STATED PROBLEM: Without the pictures, write out all the lines below exactly as they appear.

--- EXERCISE MATERIALS ---

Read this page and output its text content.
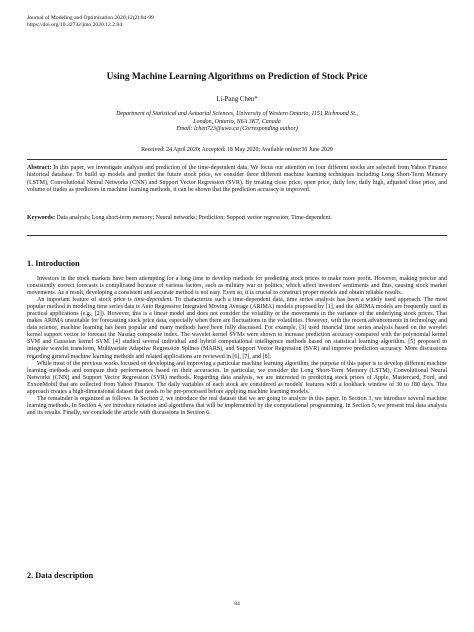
Journal of Modeling and Optimization 2020;12(2):84-99
https://doi.org/10.32732/jmo.2020.12.2.84
Using Machine Learning Algorithms on Prediction of Stock Price
Li-Pang Chen*
Department of Statistical and Actuarial Sciences, University of Western Ontario, 1151 Richmond St.,
London, Ontario, N6A 3K7, Canada
Email: lchen723@uwo.ca (Corresponding author)
Received: 24 April 2020; Accepted: 18 May 2020; Available online:30 June 2020
Abstract: In this paper, we investigate analysis and prediction of the time-dependent data. We focus our attention on four different stocks are selected from Yahoo Finance historical database. To build up models and predict the future stock price, we consider three different machine learning techniques including Long Short-Term Memory (LSTM), Convolutional Neural Networks (CNN) and Support Vector Regression (SVR). By treating close price, open price, daily low, daily high, adjusted close price, and volume of trades as predictors in machine learning methods, it can be shown that the prediction accuracy is improved.
Keywords: Data analysis; Long short-term memory; Neural networks; Prediction; Support vector regression; Time-dependent.
1. Introduction

Investors in the stock markets have been attempting for a long time to develop methods for predicting stock prices to make more profit. However, making precise and consistently correct forecasts is complicated because of various factors, such as military war or politics, which affect investors' sentiments and thus, causing stock market movements. As a result, developing a consistent and accurate method is not easy. Even so, it is crucial to construct proper models and obtain reliable results.

An important feature of stock price is time-dependent. To characterize such a time-dependent data, time series analysis has been a widely used approach. The most popular method in modeling time series data is Auto Regressive Integrated Moving Average (ARIMA) models proposed by [1], and the ARIMA models are frequently used in practical applications (e.g., [2]). However, this is a linear model and does not consider the volatility or the movements in the variance of the underlying stock prices. That makes ARIMA unsuitable for forecasting stock price data, especially when there are fluctuations in the volatilities. However, with the recent advancements in technology and data science, machine learning has been popular and many methods have been fully discussed. For example, [3] used financial time series analysis based on the wavelet kernel support vector to forecast the Nasdaq composite index. The wavelet kernel SVMs were shown to increase prediction accuracy compared with the polynomial kernel SVM and Gaussian kernel SVM. [4] studied several individual and hybrid computational intelligence methods based on statistical learning algorithm. [5] proposed to integrate wavelet transform, Multivariate Adaptive Regression Splines (MARS), and Support Vector Regression (SVR) and improve prediction accuracy. More discussions regarding general machine learning methods and related applications are reviewed in [6], [7], and [8].

While most of the previous works focused on developing and improving a particular machine learning algorithm, the purpose of this paper is to develop different machine learning methods and compare their performances based on their accuracies. In particular, we consider the Long Short-Term Memory (LSTM), Convolutional Neural Networks (CNN) and Support Vector Regression (SVR) methods. Regarding data analysis, we are interested in predicting stock prices of Apple, Mastercard, Ford, and ExxonMobil that are collected from Yahoo Finance. The daily variables of each stock are considered as models' features with a lookback window of 30 to 180 days. This approach creates a high-dimensional dataset that needs to be pre-processed before applying machine learning models.

The remainder is organized as follows. In Section 2, we introduce the real dataset that we are going to analyze in this paper. In Section 3, we introduce several machine learning methods. In Section 4, we introduce notation and algorithms that will be implemented by the computational programming. In Section 5, we present real data analysis and its results. Finally, we conclude the article with discussions in Section 6.

2. Data description
84
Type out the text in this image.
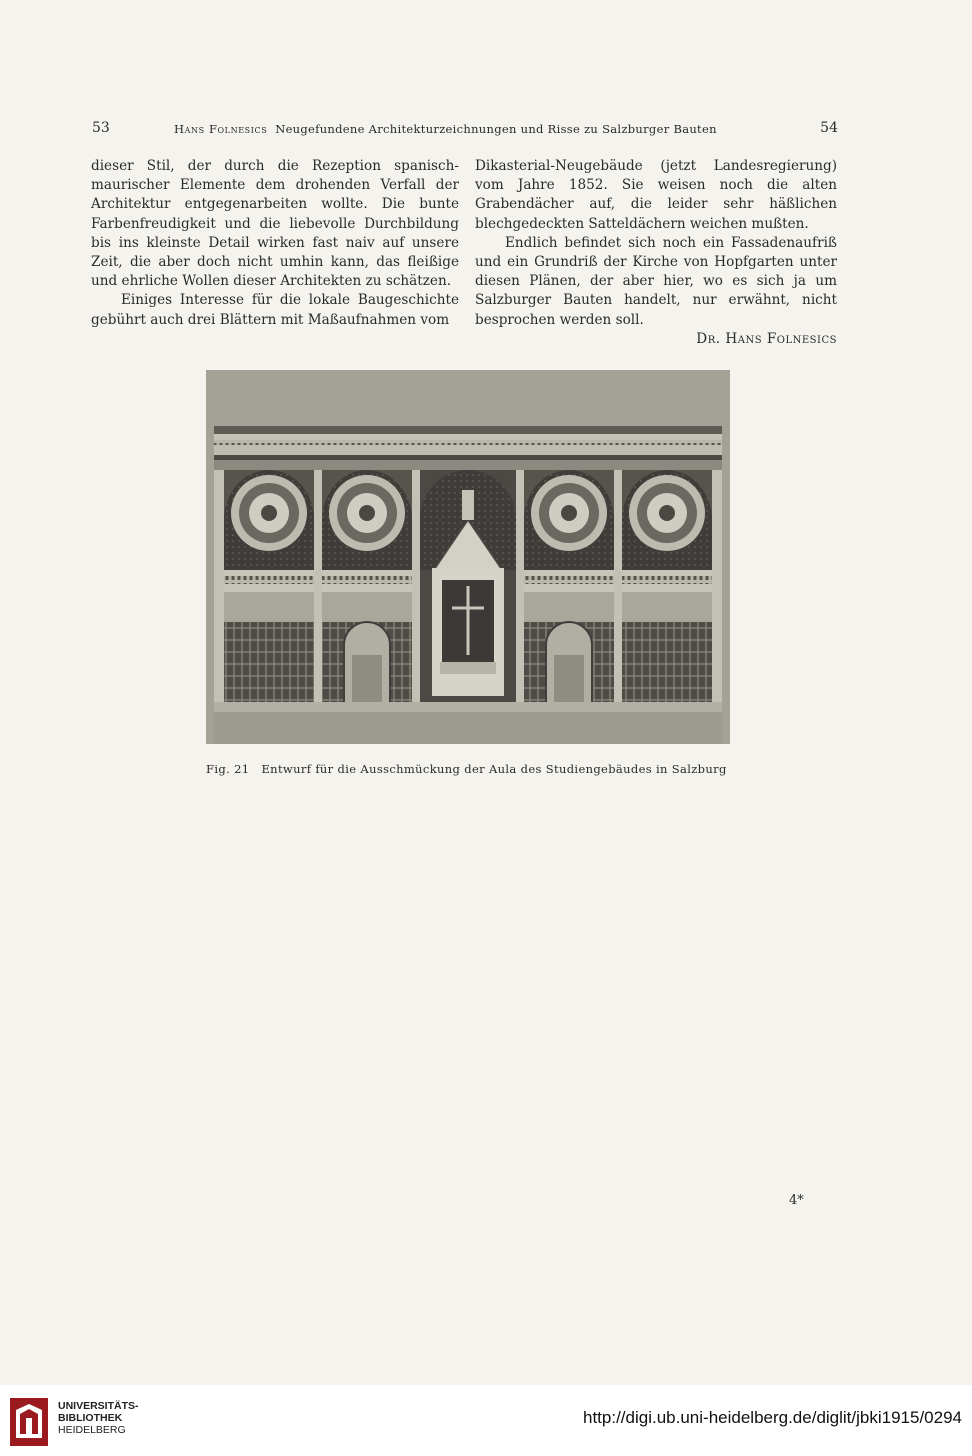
53	Hans Folnesics Neugefundene Architekturzeichnungen und Risse zu Salzburger Bauten	54

dieser Stil, der durch die Rezeption spanisch-maurischer Elemente dem drohenden Verfall der Architektur entgegenarbeiten wollte. Die bunte Farbenfreudigkeit und die liebevolle Durchbildung bis ins kleinste Detail wirken fast naiv auf unsere Zeit, die aber doch nicht umhin kann, das fleißige und ehrliche Wollen dieser Architekten zu schätzen.

Einiges Interesse für die lokale Baugeschichte gebührt auch drei Blättern mit Maßaufnahmen vom

Dikasterial-Neugebäude (jetzt Landesregierung) vom Jahre 1852. Sie weisen noch die alten Grabendächer auf, die leider sehr häßlichen blechgedeckten Satteldächern weichen mußten.

Endlich befindet sich noch ein Fassadenaufriß und ein Grundriß der Kirche von Hopfgarten unter diesen Plänen, der aber hier, wo es sich ja um Salzburger Bauten handelt, nur erwähnt, nicht besprochen werden soll.

Dr. Hans Folnesics
Fig. 21 Entwurf für die Ausschmückung der Aula des Studiengebäudes in Salzburg
4*
UNIVERSITÄTS-
BIBLIOTHEK
HEIDELBERG
http://digi.ub.uni-heidelberg.de/diglit/jbki1915/0294
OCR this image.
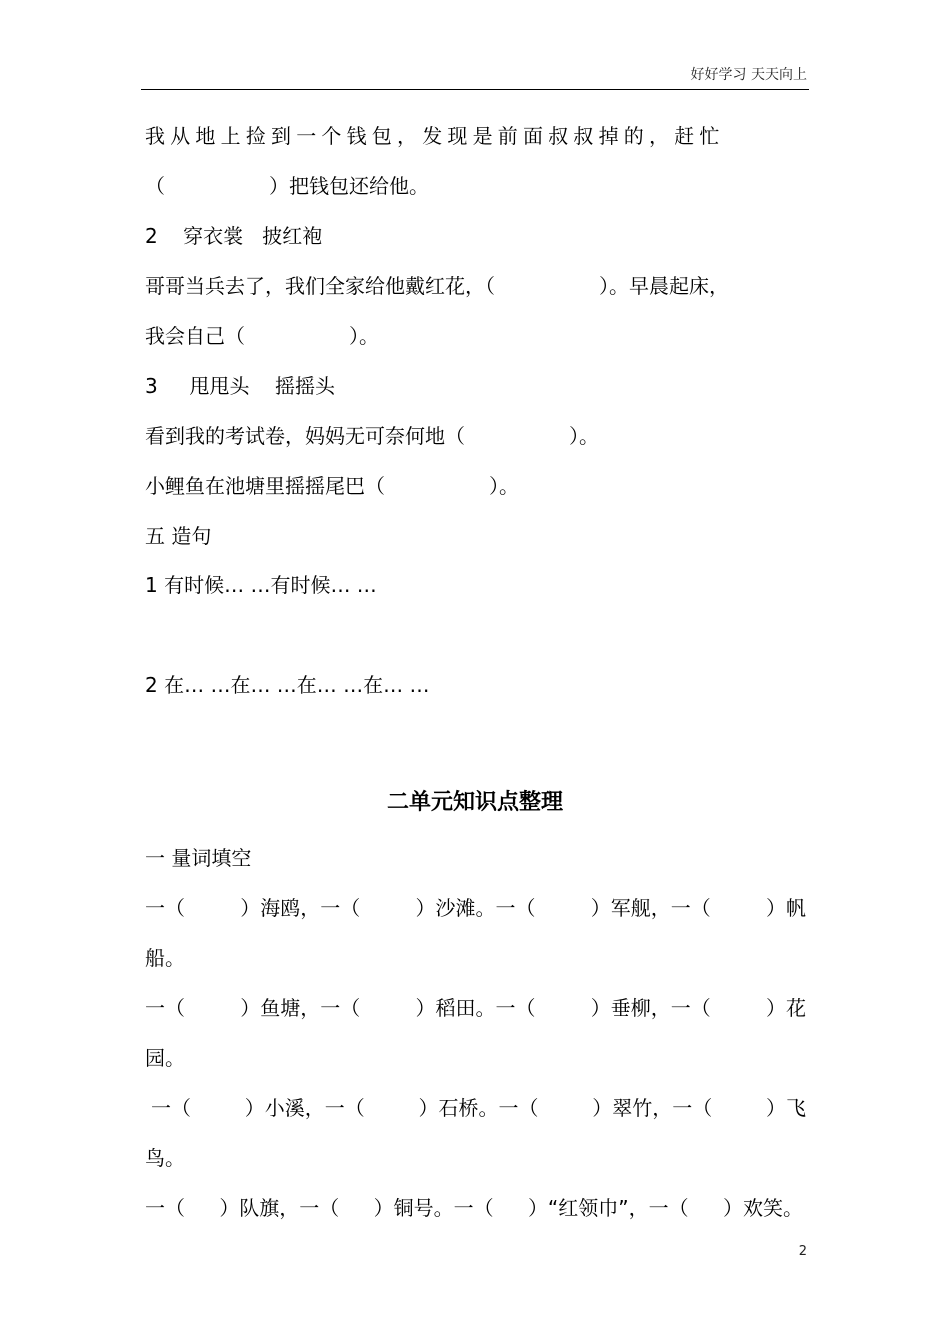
好好学习 天天向上
我从地上捡到一个钱包，发现是前面叔叔掉的，赶忙
（	）把钱包还给他。
2    穿衣裳   披红袍
哥哥当兵去了，我们全家给他戴红花，（	）。早晨起床，
我会自己（	）。
3     甩甩头    摇摇头
看到我的考试卷，妈妈无可奈何地（	）。
小鲤鱼在池塘里摇摇尾巴（	）。
五 造句
1 有时候… …有时候… …
2 在… …在… …在… …在… …
二单元知识点整理
一 量词填空
一（	）海鸥，一（	）沙滩。一（	）军舰，一（	）帆
船。
一（	）鱼塘，一（	）稻田。一（	）垂柳，一（	）花
园。
一（	）小溪，一（	）石桥。一（	）翠竹，一（	）飞
鸟。
一（ ）队旗，一（ ）铜号。一（ ）“红领巾”，一（ ）欢笑。
2
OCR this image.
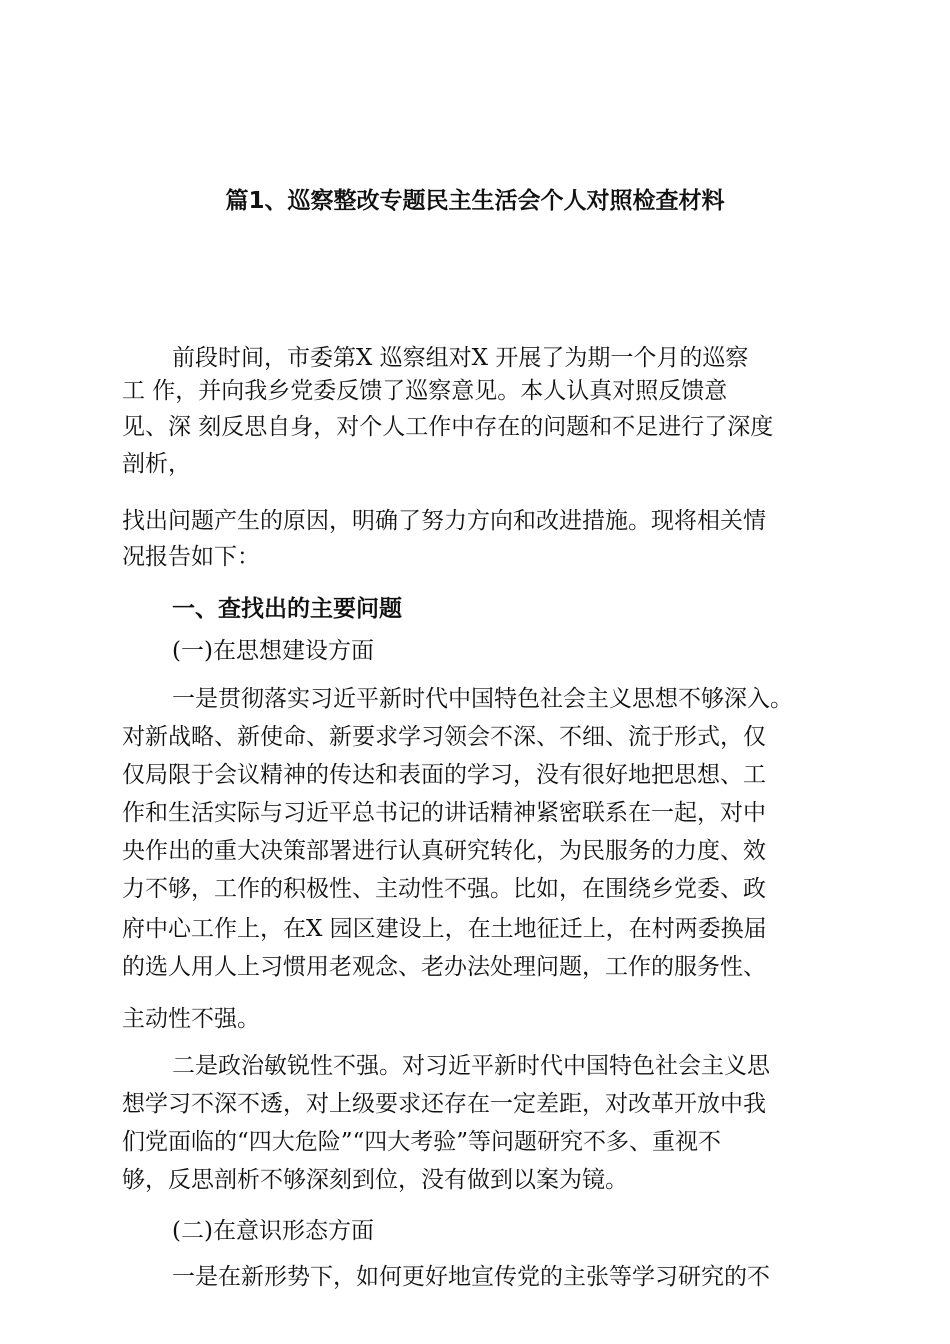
篇1、巡察整改专题民主生活会个人对照检查材料

前段时间，市委第X 巡察组对X 开展了为期一个月的巡察

工 作，并向我乡党委反馈了巡察意见。本人认真对照反馈意

见、深 刻反思自身，对个人工作中存在的问题和不足进行了深度

剖析，

找出问题产生的原因，明确了努力方向和改进措施。现将相关情

况报告如下：

一、查找出的主要问题

(一)在思想建设方面

一是贯彻落实习近平新时代中国特色社会主义思想不够深入。

对新战略、新使命、新要求学习领会不深、不细、流于形式，仅

仅局限于会议精神的传达和表面的学习，没有很好地把思想、工

作和生活实际与习近平总书记的讲话精神紧密联系在一起，对中

央作出的重大决策部署进行认真研究转化，为民服务的力度、效

力不够，工作的积极性、主动性不强。比如，在围绕乡党委、政

府中心工作上，在X 园区建设上，在土地征迁上，在村两委换届

的选人用人上习惯用老观念、老办法处理问题，工作的服务性、

主动性不强。

二是政治敏锐性不强。对习近平新时代中国特色社会主义思

想学习不深不透，对上级要求还存在一定差距，对改革开放中我

们党面临的“四大危险”“四大考验”等问题研究不多、重视不

够，反思剖析不够深刻到位，没有做到以案为镜。

(二)在意识形态方面

一是在新形势下，如何更好地宣传党的主张等学习研究的不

---

EXPECTED OUTPUT:
Read this page and output its text content.
Journal of Modeling and Optimization 2020;12(2):84-99
https://doi.org/10.32732/jmo.2020.12.2.84
Using Machine Learning Algorithms on Prediction of Stock Price
Li-Pang Chen*
Department of Statistical and Actuarial Sciences, University of Western Ontario, 1151 Richmond St.,
London, Ontario, N6A 3K7, Canada
Email: lchen723@uwo.ca (Corresponding author)
Received: 24 April 2020; Accepted: 18 May 2020; Available online:30 June 2020
Abstract: In this paper, we investigate analysis and prediction of the time-dependent data. We focus our attention on four different stocks are selected from Yahoo Finance historical database. To build up models and predict the future stock price, we consider three different machine learning techniques including Long Short-Term Memory (LSTM), Convolutional Neural Networks (CNN) and Support Vector Regression (SVR). By treating close price, open price, daily low, daily high, adjusted close price, and volume of trades as predictors in machine learning methods, it can be shown that the prediction accuracy is improved.
Keywords: Data analysis; Long short-term memory; Neural networks; Prediction; Support vector regression; Time-dependent.
1. Introduction

Investors in the stock markets have been attempting for a long time to develop methods for predicting stock prices to make more profit. However, making precise and consistently correct forecasts is complicated because of various factors, such as military war or politics, which affect investors' sentiments and thus, causing stock market movements. As a result, developing a consistent and accurate method is not easy. Even so, it is crucial to construct proper models and obtain reliable results.

An important feature of stock price is time-dependent. To characterize such a time-dependent data, time series analysis has been a widely used approach. The most popular method in modeling time series data is Auto Regressive Integrated Moving Average (ARIMA) models proposed by [1], and the ARIMA models are frequently used in practical applications (e.g., [2]). However, this is a linear model and does not consider the volatility or the movements in the variance of the underlying stock prices. That makes ARIMA unsuitable for forecasting stock price data, especially when there are fluctuations in the volatilities. However, with the recent advancements in technology and data science, machine learning has been popular and many methods have been fully discussed. For example, [3] used financial time series analysis based on the wavelet kernel support vector to forecast the Nasdaq composite index. The wavelet kernel SVMs were shown to increase prediction accuracy compared with the polynomial kernel SVM and Gaussian kernel SVM. [4] studied several individual and hybrid computational intelligence methods based on statistical learning algorithm. [5] proposed to integrate wavelet transform, Multivariate Adaptive Regression Splines (MARS), and Support Vector Regression (SVR) and improve prediction accuracy. More discussions regarding general machine learning methods and related applications are reviewed in [6], [7], and [8].

While most of the previous works focused on developing and improving a particular machine learning algorithm, the purpose of this paper is to develop different machine learning methods and compare their performances based on their accuracies. In particular, we consider the Long Short-Term Memory (LSTM), Convolutional Neural Networks (CNN) and Support Vector Regression (SVR) methods. Regarding data analysis, we are interested in predicting stock prices of Apple, Mastercard, Ford, and ExxonMobil that are collected from Yahoo Finance. The daily variables of each stock are considered as models' features with a lookback window of 30 to 180 days. This approach creates a high-dimensional dataset that needs to be pre-processed before applying machine learning models.

The remainder is organized as follows. In Section 2, we introduce the real dataset that we are going to analyze in this paper. In Section 3, we introduce several machine learning methods. In Section 4, we introduce notation and algorithms that will be implemented by the computational programming. In Section 5, we present real data analysis and its results. Finally, we conclude the article with discussions in Section 6.

2. Data description
84
Type out the text in this image.
53	Hans Folnesics Neugefundene Architekturzeichnungen und Risse zu Salzburger Bauten	54

dieser Stil, der durch die Rezeption spanisch-maurischer Elemente dem drohenden Verfall der Architektur entgegenarbeiten wollte. Die bunte Farbenfreudigkeit und die liebevolle Durchbildung bis ins kleinste Detail wirken fast naiv auf unsere Zeit, die aber doch nicht umhin kann, das fleißige und ehrliche Wollen dieser Architekten zu schätzen.

Einiges Interesse für die lokale Baugeschichte gebührt auch drei Blättern mit Maßaufnahmen vom

Dikasterial-Neugebäude (jetzt Landesregierung) vom Jahre 1852. Sie weisen noch die alten Grabendächer auf, die leider sehr häßlichen blechgedeckten Satteldächern weichen mußten.

Endlich befindet sich noch ein Fassadenaufriß und ein Grundriß der Kirche von Hopfgarten unter diesen Plänen, der aber hier, wo es sich ja um Salzburger Bauten handelt, nur erwähnt, nicht besprochen werden soll.

Dr. Hans Folnesics
Fig. 21 Entwurf für die Ausschmückung der Aula des Studiengebäudes in Salzburg
4*
UNIVERSITÄTS-
BIBLIOTHEK
HEIDELBERG
http://digi.ub.uni-heidelberg.de/diglit/jbki1915/0294
OCR this image.
好好学习 天天向上
我从地上捡到一个钱包，发现是前面叔叔掉的，赶忙
（	）把钱包还给他。
2    穿衣裳   披红袍
哥哥当兵去了，我们全家给他戴红花，（	）。早晨起床，
我会自己（	）。
3     甩甩头    摇摇头
看到我的考试卷，妈妈无可奈何地（	）。
小鲤鱼在池塘里摇摇尾巴（	）。
五 造句
1 有时候… …有时候… …
2 在… …在… …在… …在… …
二单元知识点整理
一 量词填空
一（	）海鸥，一（	）沙滩。一（	）军舰，一（	）帆
船。
一（	）鱼塘，一（	）稻田。一（	）垂柳，一（	）花
园。
一（	）小溪，一（	）石桥。一（	）翠竹，一（	）飞
鸟。
一（ ）队旗，一（ ）铜号。一（ ）“红领巾”，一（ ）欢笑。
2
OCR this image.
篇1、巡察整改专题民主生活会个人对照检查材料

前段时间，市委第X 巡察组对X 开展了为期一个月的巡察

工 作，并向我乡党委反馈了巡察意见。本人认真对照反馈意

见、深 刻反思自身，对个人工作中存在的问题和不足进行了深度

剖析，

找出问题产生的原因，明确了努力方向和改进措施。现将相关情

况报告如下：

一、查找出的主要问题

(一)在思想建设方面

一是贯彻落实习近平新时代中国特色社会主义思想不够深入。

对新战略、新使命、新要求学习领会不深、不细、流于形式，仅

仅局限于会议精神的传达和表面的学习，没有很好地把思想、工

作和生活实际与习近平总书记的讲话精神紧密联系在一起，对中

央作出的重大决策部署进行认真研究转化，为民服务的力度、效

力不够，工作的积极性、主动性不强。比如，在围绕乡党委、政

府中心工作上，在X 园区建设上，在土地征迁上，在村两委换届

的选人用人上习惯用老观念、老办法处理问题，工作的服务性、

主动性不强。

二是政治敏锐性不强。对习近平新时代中国特色社会主义思

想学习不深不透，对上级要求还存在一定差距，对改革开放中我

们党面临的“四大危险”“四大考验”等问题研究不多、重视不

够，反思剖析不够深刻到位，没有做到以案为镜。

(二)在意识形态方面

一是在新形势下，如何更好地宣传党的主张等学习研究的不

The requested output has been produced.